WHAT TO WORK ON: In the records that follow, locate every line with "type" and extract it.

··········

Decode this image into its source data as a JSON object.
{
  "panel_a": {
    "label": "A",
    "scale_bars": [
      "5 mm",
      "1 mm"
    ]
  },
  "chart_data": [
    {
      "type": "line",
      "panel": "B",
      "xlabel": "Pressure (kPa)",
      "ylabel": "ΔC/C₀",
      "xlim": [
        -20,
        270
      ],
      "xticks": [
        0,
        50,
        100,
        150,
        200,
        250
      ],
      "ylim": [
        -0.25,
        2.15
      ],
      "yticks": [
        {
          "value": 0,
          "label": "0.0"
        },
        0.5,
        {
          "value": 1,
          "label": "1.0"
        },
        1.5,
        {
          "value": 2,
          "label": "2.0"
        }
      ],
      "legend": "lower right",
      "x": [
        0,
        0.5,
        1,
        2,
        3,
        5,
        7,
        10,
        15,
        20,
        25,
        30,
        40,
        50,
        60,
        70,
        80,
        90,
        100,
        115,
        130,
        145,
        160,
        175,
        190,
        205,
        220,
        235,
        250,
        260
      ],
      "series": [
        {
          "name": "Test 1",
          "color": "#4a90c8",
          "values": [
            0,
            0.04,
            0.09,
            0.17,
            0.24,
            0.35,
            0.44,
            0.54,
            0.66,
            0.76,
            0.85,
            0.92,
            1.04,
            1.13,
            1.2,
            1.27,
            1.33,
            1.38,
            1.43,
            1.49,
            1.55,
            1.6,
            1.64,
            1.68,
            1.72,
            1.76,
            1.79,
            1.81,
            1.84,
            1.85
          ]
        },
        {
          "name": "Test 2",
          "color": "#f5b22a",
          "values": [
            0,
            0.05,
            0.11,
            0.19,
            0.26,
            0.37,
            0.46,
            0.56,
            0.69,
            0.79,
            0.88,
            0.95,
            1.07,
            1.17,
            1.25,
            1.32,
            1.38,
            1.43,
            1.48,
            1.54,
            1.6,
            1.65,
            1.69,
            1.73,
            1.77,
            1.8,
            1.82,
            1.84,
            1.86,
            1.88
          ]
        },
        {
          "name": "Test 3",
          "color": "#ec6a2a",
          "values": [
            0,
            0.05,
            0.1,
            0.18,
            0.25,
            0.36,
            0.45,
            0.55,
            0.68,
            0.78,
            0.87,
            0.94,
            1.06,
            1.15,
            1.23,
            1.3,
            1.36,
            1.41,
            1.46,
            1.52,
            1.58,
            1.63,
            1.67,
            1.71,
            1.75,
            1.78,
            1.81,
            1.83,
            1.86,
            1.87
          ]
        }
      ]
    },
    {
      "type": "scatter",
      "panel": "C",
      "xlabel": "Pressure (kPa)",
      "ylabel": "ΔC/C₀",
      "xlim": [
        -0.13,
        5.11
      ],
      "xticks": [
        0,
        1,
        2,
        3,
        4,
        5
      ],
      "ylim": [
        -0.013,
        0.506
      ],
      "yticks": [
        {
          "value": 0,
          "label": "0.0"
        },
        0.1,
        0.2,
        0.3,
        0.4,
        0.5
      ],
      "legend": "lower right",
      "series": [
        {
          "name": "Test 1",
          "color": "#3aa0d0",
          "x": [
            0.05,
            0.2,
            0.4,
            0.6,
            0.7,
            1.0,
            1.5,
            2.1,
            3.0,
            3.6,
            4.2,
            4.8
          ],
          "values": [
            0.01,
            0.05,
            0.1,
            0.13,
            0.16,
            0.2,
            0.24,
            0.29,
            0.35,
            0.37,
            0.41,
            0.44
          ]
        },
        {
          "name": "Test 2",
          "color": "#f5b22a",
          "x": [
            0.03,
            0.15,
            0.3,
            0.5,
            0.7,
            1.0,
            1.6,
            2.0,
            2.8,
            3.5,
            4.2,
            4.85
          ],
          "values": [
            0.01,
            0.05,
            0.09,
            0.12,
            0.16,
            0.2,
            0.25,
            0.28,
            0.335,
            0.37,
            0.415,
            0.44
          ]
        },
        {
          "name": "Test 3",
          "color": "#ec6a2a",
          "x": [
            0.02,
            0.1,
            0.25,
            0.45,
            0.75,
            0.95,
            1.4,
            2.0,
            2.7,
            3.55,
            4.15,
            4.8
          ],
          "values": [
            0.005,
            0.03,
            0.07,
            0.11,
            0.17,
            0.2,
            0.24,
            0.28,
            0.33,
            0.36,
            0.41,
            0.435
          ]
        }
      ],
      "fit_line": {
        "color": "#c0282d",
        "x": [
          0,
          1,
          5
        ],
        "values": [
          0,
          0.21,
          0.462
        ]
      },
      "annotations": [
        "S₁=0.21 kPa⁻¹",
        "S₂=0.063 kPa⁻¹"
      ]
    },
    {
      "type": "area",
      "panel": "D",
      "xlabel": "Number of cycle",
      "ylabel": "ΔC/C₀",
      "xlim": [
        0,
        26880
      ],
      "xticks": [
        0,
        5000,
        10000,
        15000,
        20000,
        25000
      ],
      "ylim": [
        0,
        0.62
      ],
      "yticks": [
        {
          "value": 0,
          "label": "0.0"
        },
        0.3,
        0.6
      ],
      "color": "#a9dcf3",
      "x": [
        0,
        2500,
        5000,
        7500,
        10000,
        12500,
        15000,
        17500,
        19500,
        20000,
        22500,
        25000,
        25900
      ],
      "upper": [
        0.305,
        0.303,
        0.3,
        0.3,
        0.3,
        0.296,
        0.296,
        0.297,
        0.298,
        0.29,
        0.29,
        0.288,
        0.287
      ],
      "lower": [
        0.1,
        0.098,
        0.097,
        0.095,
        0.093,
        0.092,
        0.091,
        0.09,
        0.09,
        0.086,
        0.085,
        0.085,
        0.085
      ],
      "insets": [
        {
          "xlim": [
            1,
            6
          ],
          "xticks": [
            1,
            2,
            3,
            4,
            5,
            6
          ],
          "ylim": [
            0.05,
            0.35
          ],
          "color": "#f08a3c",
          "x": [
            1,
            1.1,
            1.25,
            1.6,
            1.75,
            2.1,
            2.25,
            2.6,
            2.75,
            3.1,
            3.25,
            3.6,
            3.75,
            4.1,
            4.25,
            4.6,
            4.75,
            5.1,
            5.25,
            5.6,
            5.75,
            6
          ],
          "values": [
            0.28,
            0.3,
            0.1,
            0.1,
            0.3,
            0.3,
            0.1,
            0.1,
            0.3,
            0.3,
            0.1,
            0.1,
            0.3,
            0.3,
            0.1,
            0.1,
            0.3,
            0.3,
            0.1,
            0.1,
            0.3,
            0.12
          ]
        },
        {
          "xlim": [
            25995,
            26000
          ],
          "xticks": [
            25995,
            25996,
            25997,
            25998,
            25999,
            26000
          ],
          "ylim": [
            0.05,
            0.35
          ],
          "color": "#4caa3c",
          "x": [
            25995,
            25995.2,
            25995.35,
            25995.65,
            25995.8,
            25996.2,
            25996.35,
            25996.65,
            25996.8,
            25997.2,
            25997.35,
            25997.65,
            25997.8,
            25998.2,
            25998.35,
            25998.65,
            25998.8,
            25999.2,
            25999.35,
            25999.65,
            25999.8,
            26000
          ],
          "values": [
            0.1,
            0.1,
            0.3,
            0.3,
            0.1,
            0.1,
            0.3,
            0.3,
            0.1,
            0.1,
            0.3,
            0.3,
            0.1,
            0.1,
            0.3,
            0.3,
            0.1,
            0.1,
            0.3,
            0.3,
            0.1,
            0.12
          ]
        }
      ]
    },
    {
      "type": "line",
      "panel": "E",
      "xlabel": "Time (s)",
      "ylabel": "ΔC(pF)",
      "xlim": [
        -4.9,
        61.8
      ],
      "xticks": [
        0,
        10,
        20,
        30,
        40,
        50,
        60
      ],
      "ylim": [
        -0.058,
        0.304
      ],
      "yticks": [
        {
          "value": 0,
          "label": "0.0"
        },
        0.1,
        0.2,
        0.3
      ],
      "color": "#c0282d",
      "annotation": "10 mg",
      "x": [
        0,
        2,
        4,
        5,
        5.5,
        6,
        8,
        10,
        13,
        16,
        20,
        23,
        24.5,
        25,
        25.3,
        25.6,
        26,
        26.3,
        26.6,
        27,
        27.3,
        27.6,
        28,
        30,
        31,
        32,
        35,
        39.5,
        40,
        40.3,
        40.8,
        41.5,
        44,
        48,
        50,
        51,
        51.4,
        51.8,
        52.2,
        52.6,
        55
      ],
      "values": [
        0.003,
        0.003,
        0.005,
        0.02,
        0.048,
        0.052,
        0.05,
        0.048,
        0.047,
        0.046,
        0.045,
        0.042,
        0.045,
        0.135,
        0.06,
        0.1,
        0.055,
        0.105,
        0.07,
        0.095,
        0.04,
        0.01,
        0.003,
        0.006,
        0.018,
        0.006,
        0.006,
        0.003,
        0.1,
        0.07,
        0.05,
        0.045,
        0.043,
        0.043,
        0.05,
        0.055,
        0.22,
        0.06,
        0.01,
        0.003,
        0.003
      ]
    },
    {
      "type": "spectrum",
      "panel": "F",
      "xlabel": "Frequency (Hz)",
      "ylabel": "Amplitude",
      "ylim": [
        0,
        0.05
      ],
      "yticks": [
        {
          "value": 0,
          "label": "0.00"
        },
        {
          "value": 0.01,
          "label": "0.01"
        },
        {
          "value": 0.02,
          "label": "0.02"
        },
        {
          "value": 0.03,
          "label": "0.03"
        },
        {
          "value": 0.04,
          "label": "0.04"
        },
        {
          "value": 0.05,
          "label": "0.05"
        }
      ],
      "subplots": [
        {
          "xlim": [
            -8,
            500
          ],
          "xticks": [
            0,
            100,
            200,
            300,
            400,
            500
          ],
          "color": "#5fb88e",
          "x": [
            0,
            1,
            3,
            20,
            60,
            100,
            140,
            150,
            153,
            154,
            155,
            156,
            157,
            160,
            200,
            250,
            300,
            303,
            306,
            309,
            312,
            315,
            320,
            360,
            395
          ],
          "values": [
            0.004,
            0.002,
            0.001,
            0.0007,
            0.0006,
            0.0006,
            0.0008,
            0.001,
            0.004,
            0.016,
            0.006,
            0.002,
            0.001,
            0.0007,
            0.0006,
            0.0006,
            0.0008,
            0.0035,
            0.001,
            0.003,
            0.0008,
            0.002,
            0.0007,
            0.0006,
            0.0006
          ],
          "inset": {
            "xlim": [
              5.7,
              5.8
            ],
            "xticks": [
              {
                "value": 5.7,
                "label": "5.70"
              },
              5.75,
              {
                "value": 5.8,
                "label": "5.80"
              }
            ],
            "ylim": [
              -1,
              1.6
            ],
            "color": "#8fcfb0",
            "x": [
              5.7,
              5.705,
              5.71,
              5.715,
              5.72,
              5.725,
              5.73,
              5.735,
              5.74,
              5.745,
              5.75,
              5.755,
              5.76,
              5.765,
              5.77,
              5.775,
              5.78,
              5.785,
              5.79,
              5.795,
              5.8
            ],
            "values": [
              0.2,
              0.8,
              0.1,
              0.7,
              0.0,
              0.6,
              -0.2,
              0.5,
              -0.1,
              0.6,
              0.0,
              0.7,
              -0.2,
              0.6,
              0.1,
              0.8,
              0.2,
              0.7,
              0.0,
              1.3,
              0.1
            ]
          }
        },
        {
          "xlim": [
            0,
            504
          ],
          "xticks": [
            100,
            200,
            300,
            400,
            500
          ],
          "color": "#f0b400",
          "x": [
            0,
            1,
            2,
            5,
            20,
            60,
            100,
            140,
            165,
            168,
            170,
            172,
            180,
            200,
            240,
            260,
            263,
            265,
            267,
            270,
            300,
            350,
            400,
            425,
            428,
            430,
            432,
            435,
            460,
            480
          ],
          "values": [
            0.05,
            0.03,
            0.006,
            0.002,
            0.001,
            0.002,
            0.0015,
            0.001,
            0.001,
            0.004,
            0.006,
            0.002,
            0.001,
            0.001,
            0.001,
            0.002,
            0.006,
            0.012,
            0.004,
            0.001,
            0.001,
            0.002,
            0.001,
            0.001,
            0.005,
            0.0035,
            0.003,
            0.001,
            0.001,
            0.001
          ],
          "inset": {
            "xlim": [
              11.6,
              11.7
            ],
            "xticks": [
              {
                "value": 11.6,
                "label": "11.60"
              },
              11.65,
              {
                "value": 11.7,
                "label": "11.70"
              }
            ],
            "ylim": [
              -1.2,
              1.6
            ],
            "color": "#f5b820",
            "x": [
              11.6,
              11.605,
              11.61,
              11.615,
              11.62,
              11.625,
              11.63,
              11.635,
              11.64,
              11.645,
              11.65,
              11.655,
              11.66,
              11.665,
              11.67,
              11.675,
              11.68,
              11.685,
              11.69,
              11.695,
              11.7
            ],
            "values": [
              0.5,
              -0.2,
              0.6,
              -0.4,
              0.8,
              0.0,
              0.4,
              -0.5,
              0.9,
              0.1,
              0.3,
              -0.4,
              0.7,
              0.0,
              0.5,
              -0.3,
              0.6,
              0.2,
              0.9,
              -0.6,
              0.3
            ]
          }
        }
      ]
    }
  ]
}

··········

CORRECT ANSWER:
      "type": "line",
      "type": "scatter",
      "type": "area",
      "type": "line",
      "type": "spectrum",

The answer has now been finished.